= Stated task =
Without the pictures, can you quote each line below exactly?

= Available records =
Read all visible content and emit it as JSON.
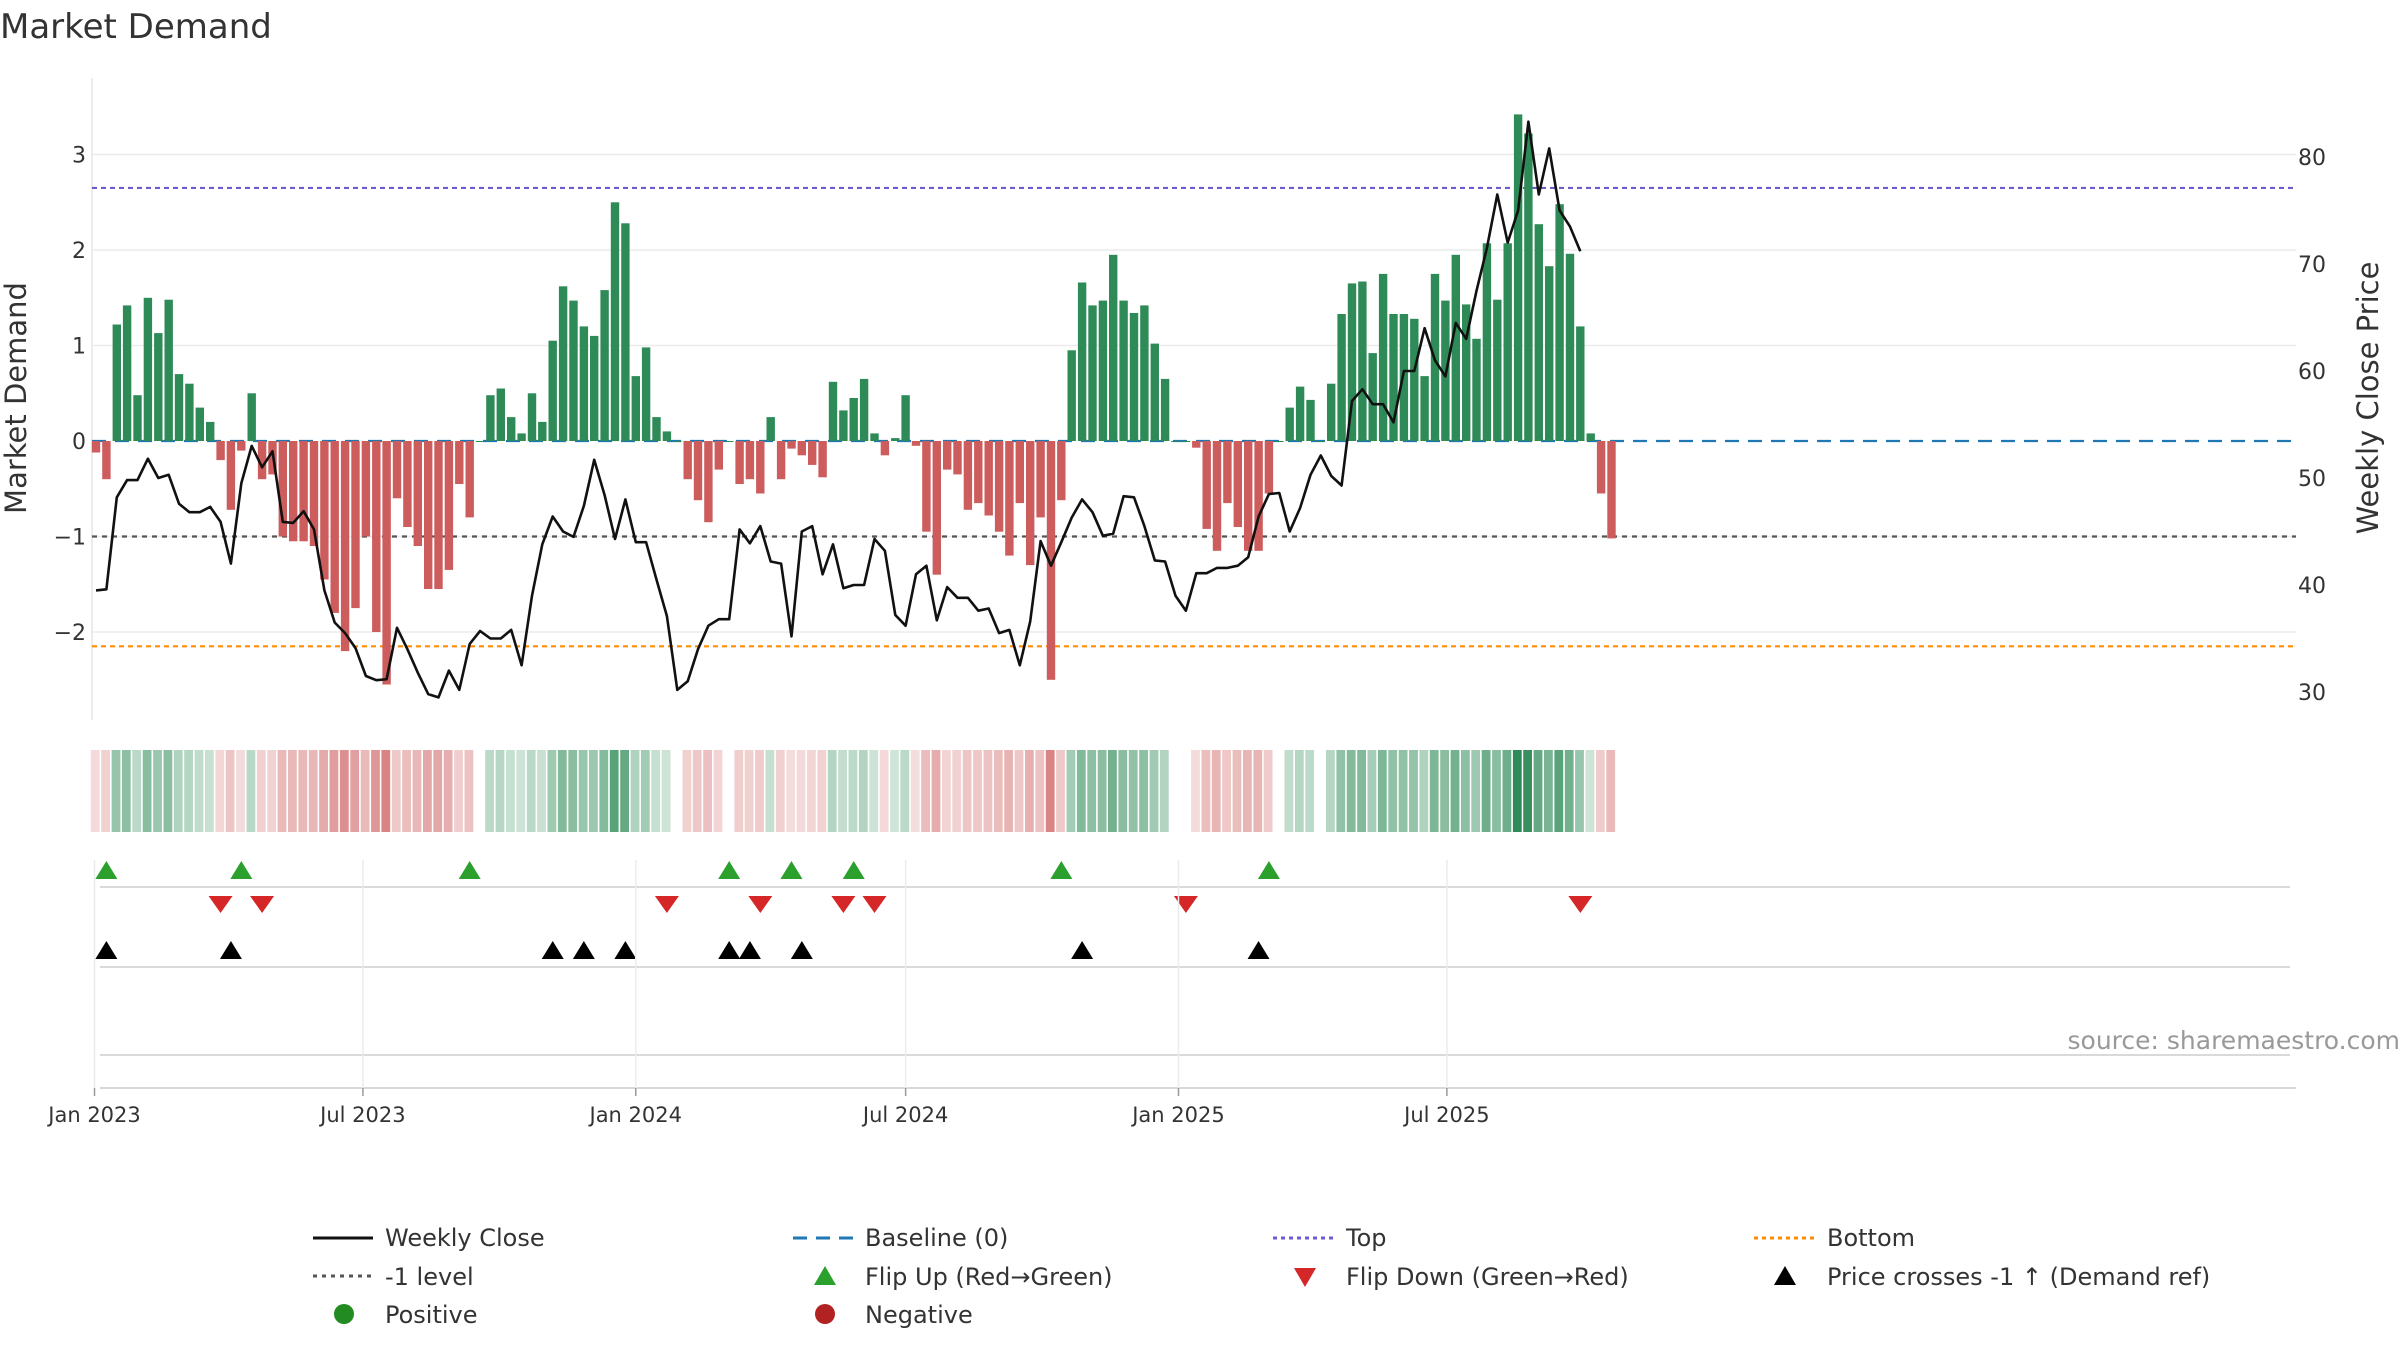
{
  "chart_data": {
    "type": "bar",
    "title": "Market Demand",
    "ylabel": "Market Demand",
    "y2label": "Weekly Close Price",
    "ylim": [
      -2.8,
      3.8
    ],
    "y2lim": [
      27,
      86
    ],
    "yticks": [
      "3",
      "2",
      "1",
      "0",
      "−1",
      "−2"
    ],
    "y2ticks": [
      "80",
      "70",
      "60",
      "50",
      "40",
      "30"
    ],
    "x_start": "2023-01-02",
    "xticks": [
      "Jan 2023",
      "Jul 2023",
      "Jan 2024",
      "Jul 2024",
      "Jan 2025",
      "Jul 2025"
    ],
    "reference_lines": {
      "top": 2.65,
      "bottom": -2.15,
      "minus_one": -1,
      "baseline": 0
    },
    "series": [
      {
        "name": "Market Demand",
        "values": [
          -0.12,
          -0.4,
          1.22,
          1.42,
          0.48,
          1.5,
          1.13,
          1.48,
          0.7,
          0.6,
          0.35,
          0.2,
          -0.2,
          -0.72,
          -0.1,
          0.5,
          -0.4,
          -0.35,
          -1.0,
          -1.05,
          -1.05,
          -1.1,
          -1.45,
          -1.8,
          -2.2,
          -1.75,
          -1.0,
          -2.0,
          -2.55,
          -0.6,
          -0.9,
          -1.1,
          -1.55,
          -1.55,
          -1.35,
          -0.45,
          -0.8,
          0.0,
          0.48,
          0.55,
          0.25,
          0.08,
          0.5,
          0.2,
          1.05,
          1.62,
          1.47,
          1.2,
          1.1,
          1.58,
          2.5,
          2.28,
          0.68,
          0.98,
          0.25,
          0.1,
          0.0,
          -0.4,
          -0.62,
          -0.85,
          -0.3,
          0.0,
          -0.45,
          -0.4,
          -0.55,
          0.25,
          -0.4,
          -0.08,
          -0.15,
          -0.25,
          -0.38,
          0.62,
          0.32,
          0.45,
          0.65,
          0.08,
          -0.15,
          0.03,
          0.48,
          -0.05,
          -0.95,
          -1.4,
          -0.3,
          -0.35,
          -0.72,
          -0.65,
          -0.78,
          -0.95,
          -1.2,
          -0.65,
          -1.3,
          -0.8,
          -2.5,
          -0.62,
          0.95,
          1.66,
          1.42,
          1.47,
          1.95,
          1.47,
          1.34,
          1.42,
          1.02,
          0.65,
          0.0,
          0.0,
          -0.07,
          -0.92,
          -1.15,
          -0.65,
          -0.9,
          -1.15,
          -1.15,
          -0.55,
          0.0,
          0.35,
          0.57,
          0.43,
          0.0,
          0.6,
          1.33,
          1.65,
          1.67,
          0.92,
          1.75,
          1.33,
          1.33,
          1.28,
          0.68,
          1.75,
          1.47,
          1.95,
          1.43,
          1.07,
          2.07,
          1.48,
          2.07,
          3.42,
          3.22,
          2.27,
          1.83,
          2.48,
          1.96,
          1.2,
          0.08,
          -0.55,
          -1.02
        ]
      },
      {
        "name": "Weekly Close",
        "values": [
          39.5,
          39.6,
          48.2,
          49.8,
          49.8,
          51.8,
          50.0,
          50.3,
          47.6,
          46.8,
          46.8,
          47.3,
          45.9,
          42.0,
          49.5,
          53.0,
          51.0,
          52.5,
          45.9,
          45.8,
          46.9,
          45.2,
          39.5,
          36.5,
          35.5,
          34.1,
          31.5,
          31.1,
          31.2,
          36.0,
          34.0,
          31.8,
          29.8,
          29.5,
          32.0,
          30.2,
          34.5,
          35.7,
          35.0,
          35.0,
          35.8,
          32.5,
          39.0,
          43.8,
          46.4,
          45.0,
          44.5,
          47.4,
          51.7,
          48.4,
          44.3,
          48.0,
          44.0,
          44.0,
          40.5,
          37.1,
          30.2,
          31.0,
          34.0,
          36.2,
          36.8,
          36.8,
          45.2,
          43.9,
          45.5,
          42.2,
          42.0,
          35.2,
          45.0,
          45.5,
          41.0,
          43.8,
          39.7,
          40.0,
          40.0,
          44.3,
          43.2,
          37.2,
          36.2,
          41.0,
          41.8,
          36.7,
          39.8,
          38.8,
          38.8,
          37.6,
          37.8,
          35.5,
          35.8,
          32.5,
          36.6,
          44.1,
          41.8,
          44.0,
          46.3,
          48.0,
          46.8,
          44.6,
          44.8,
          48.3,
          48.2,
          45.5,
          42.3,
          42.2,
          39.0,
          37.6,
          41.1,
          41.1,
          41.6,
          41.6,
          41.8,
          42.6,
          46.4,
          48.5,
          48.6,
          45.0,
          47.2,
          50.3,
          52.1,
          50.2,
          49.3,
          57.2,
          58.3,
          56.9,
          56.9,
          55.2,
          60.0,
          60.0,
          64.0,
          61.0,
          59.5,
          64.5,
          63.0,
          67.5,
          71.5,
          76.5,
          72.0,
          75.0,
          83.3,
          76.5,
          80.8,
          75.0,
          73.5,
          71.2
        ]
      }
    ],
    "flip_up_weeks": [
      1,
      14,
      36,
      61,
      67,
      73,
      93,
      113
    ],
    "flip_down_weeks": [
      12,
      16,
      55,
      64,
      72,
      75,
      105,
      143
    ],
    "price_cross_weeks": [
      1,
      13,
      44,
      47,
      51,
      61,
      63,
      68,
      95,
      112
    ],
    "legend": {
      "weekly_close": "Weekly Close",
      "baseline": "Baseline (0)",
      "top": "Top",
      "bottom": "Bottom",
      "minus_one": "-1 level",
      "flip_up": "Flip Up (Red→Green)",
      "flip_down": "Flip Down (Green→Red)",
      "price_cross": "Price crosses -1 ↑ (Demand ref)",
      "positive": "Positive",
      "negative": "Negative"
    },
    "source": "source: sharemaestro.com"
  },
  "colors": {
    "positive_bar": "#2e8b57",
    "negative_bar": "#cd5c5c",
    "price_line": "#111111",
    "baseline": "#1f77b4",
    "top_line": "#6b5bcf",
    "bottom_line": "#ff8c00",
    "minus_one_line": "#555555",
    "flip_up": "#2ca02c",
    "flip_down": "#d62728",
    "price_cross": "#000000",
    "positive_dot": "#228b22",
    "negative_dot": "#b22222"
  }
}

= Answer =
Read all visible content and emit it as JSON.
{
  "chart_data": {
    "type": "bar",
    "title": "Market Demand",
    "ylabel": "Market Demand",
    "y2label": "Weekly Close Price",
    "ylim": [
      -2.8,
      3.8
    ],
    "y2lim": [
      27,
      86
    ],
    "yticks": [
      "3",
      "2",
      "1",
      "0",
      "−1",
      "−2"
    ],
    "y2ticks": [
      "80",
      "70",
      "60",
      "50",
      "40",
      "30"
    ],
    "x_start": "2023-01-02",
    "xticks": [
      "Jan 2023",
      "Jul 2023",
      "Jan 2024",
      "Jul 2024",
      "Jan 2025",
      "Jul 2025"
    ],
    "reference_lines": {
      "top": 2.65,
      "bottom": -2.15,
      "minus_one": -1,
      "baseline": 0
    },
    "series": [
      {
        "name": "Market Demand",
        "values": [
          -0.12,
          -0.4,
          1.22,
          1.42,
          0.48,
          1.5,
          1.13,
          1.48,
          0.7,
          0.6,
          0.35,
          0.2,
          -0.2,
          -0.72,
          -0.1,
          0.5,
          -0.4,
          -0.35,
          -1.0,
          -1.05,
          -1.05,
          -1.1,
          -1.45,
          -1.8,
          -2.2,
          -1.75,
          -1.0,
          -2.0,
          -2.55,
          -0.6,
          -0.9,
          -1.1,
          -1.55,
          -1.55,
          -1.35,
          -0.45,
          -0.8,
          0.0,
          0.48,
          0.55,
          0.25,
          0.08,
          0.5,
          0.2,
          1.05,
          1.62,
          1.47,
          1.2,
          1.1,
          1.58,
          2.5,
          2.28,
          0.68,
          0.98,
          0.25,
          0.1,
          0.0,
          -0.4,
          -0.62,
          -0.85,
          -0.3,
          0.0,
          -0.45,
          -0.4,
          -0.55,
          0.25,
          -0.4,
          -0.08,
          -0.15,
          -0.25,
          -0.38,
          0.62,
          0.32,
          0.45,
          0.65,
          0.08,
          -0.15,
          0.03,
          0.48,
          -0.05,
          -0.95,
          -1.4,
          -0.3,
          -0.35,
          -0.72,
          -0.65,
          -0.78,
          -0.95,
          -1.2,
          -0.65,
          -1.3,
          -0.8,
          -2.5,
          -0.62,
          0.95,
          1.66,
          1.42,
          1.47,
          1.95,
          1.47,
          1.34,
          1.42,
          1.02,
          0.65,
          0.0,
          0.0,
          -0.07,
          -0.92,
          -1.15,
          -0.65,
          -0.9,
          -1.15,
          -1.15,
          -0.55,
          0.0,
          0.35,
          0.57,
          0.43,
          0.0,
          0.6,
          1.33,
          1.65,
          1.67,
          0.92,
          1.75,
          1.33,
          1.33,
          1.28,
          0.68,
          1.75,
          1.47,
          1.95,
          1.43,
          1.07,
          2.07,
          1.48,
          2.07,
          3.42,
          3.22,
          2.27,
          1.83,
          2.48,
          1.96,
          1.2,
          0.08,
          -0.55,
          -1.02
        ]
      },
      {
        "name": "Weekly Close",
        "values": [
          39.5,
          39.6,
          48.2,
          49.8,
          49.8,
          51.8,
          50.0,
          50.3,
          47.6,
          46.8,
          46.8,
          47.3,
          45.9,
          42.0,
          49.5,
          53.0,
          51.0,
          52.5,
          45.9,
          45.8,
          46.9,
          45.2,
          39.5,
          36.5,
          35.5,
          34.1,
          31.5,
          31.1,
          31.2,
          36.0,
          34.0,
          31.8,
          29.8,
          29.5,
          32.0,
          30.2,
          34.5,
          35.7,
          35.0,
          35.0,
          35.8,
          32.5,
          39.0,
          43.8,
          46.4,
          45.0,
          44.5,
          47.4,
          51.7,
          48.4,
          44.3,
          48.0,
          44.0,
          44.0,
          40.5,
          37.1,
          30.2,
          31.0,
          34.0,
          36.2,
          36.8,
          36.8,
          45.2,
          43.9,
          45.5,
          42.2,
          42.0,
          35.2,
          45.0,
          45.5,
          41.0,
          43.8,
          39.7,
          40.0,
          40.0,
          44.3,
          43.2,
          37.2,
          36.2,
          41.0,
          41.8,
          36.7,
          39.8,
          38.8,
          38.8,
          37.6,
          37.8,
          35.5,
          35.8,
          32.5,
          36.6,
          44.1,
          41.8,
          44.0,
          46.3,
          48.0,
          46.8,
          44.6,
          44.8,
          48.3,
          48.2,
          45.5,
          42.3,
          42.2,
          39.0,
          37.6,
          41.1,
          41.1,
          41.6,
          41.6,
          41.8,
          42.6,
          46.4,
          48.5,
          48.6,
          45.0,
          47.2,
          50.3,
          52.1,
          50.2,
          49.3,
          57.2,
          58.3,
          56.9,
          56.9,
          55.2,
          60.0,
          60.0,
          64.0,
          61.0,
          59.5,
          64.5,
          63.0,
          67.5,
          71.5,
          76.5,
          72.0,
          75.0,
          83.3,
          76.5,
          80.8,
          75.0,
          73.5,
          71.2
        ]
      }
    ],
    "flip_up_weeks": [
      1,
      14,
      36,
      61,
      67,
      73,
      93,
      113
    ],
    "flip_down_weeks": [
      12,
      16,
      55,
      64,
      72,
      75,
      105,
      143
    ],
    "price_cross_weeks": [
      1,
      13,
      44,
      47,
      51,
      61,
      63,
      68,
      95,
      112
    ],
    "legend": {
      "weekly_close": "Weekly Close",
      "baseline": "Baseline (0)",
      "top": "Top",
      "bottom": "Bottom",
      "minus_one": "-1 level",
      "flip_up": "Flip Up (Red→Green)",
      "flip_down": "Flip Down (Green→Red)",
      "price_cross": "Price crosses -1 ↑ (Demand ref)",
      "positive": "Positive",
      "negative": "Negative"
    },
    "source": "source: sharemaestro.com"
  },
  "colors": {
    "positive_bar": "#2e8b57",
    "negative_bar": "#cd5c5c",
    "price_line": "#111111",
    "baseline": "#1f77b4",
    "top_line": "#6b5bcf",
    "bottom_line": "#ff8c00",
    "minus_one_line": "#555555",
    "flip_up": "#2ca02c",
    "flip_down": "#d62728",
    "price_cross": "#000000",
    "positive_dot": "#228b22",
    "negative_dot": "#b22222"
  }
}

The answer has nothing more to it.